• [Extracted records]:
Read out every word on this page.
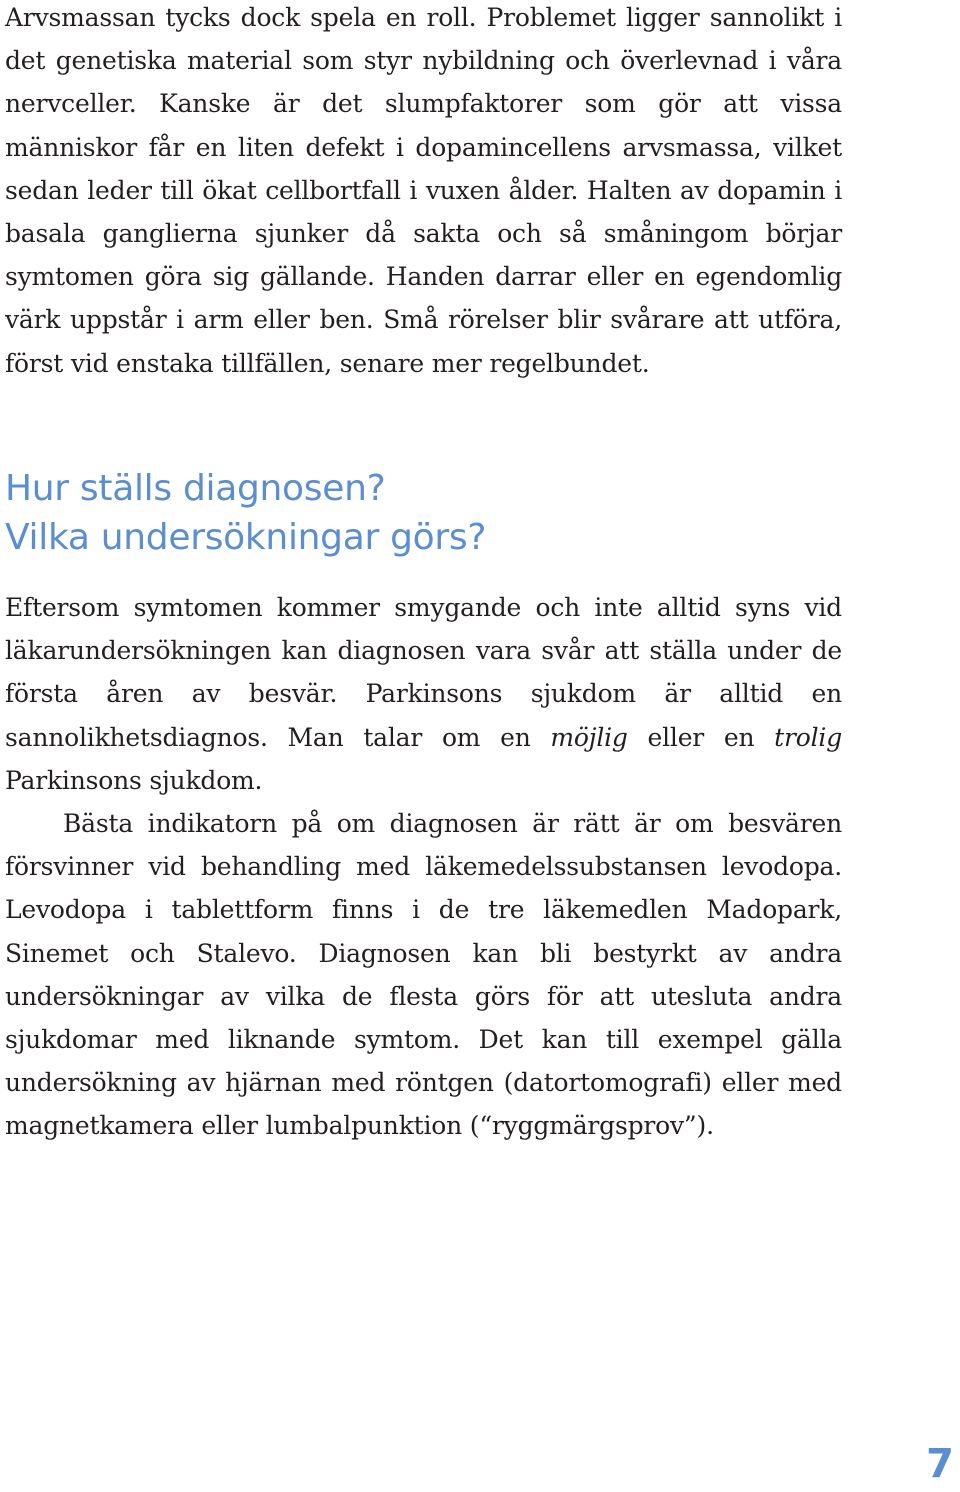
Arvsmassan tycks dock spela en roll. Problemet ligger sannolikt i det genetiska material som styr nybildning och överlevnad i våra nervceller. Kanske är det slumpfaktorer som gör att vissa människor får en liten defekt i dopamincellens arvsmassa, vilket sedan leder till ökat cellbortfall i vuxen ålder. Halten av dopamin i basala ganglierna sjunker då sakta och så småningom börjar symtomen göra sig gällande. Handen darrar eller en egendomlig värk uppstår i arm eller ben. Små rörelser blir svårare att utföra, först vid enstaka tillfällen, senare mer regelbundet.

Hur ställs diagnosen?
Vilka undersökningar görs?

Eftersom symtomen kommer smygande och inte alltid syns vid läkarundersökningen kan diagnosen vara svår att ställa under de första åren av besvär. Parkinsons sjukdom är alltid en sannolikhetsdiagnos. Man talar om en möjlig eller en trolig Parkinsons sjukdom.

Bästa indikatorn på om diagnosen är rätt är om besvären försvinner vid behandling med läkemedelssubstansen levodopa. Levodopa i tablettform finns i de tre läkemedlen Madopark, Sinemet och Stalevo. Diagnosen kan bli bestyrkt av andra undersökningar av vilka de flesta görs för att utesluta andra sjukdomar med liknande symtom. Det kan till exempel gälla undersökning av hjärnan med röntgen (datortomografi) eller med magnetkamera eller lumbalpunktion (“ryggmärgsprov”).

7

• [Exercise task]: Repeat the entries exactly and keep the pictures out of the copy.

• [Complete response]:
Read out every word on this page.
Arvsmassan tycks dock spela en roll. Problemet ligger sannolikt i det genetiska material som styr nybildning och överlevnad i våra nervceller. Kanske är det slumpfaktorer som gör att vissa människor får en liten defekt i dopamincellens arvsmassa, vilket sedan leder till ökat cellbortfall i vuxen ålder. Halten av dopamin i basala ganglierna sjunker då sakta och så småningom börjar symtomen göra sig gällande. Handen darrar eller en egendomlig värk uppstår i arm eller ben. Små rörelser blir svårare att utföra, först vid enstaka tillfällen, senare mer regelbundet.

Hur ställs diagnosen?
Vilka undersökningar görs?

Eftersom symtomen kommer smygande och inte alltid syns vid läkarundersökningen kan diagnosen vara svår att ställa under de första åren av besvär. Parkinsons sjukdom är alltid en sannolikhetsdiagnos. Man talar om en möjlig eller en trolig Parkinsons sjukdom.

Bästa indikatorn på om diagnosen är rätt är om besvären försvinner vid behandling med läkemedelssubstansen levodopa. Levodopa i tablettform finns i de tre läkemedlen Madopark, Sinemet och Stalevo. Diagnosen kan bli bestyrkt av andra undersökningar av vilka de flesta görs för att utesluta andra sjukdomar med liknande symtom. Det kan till exempel gälla undersökning av hjärnan med röntgen (datortomografi) eller med magnetkamera eller lumbalpunktion (“ryggmärgsprov”).

7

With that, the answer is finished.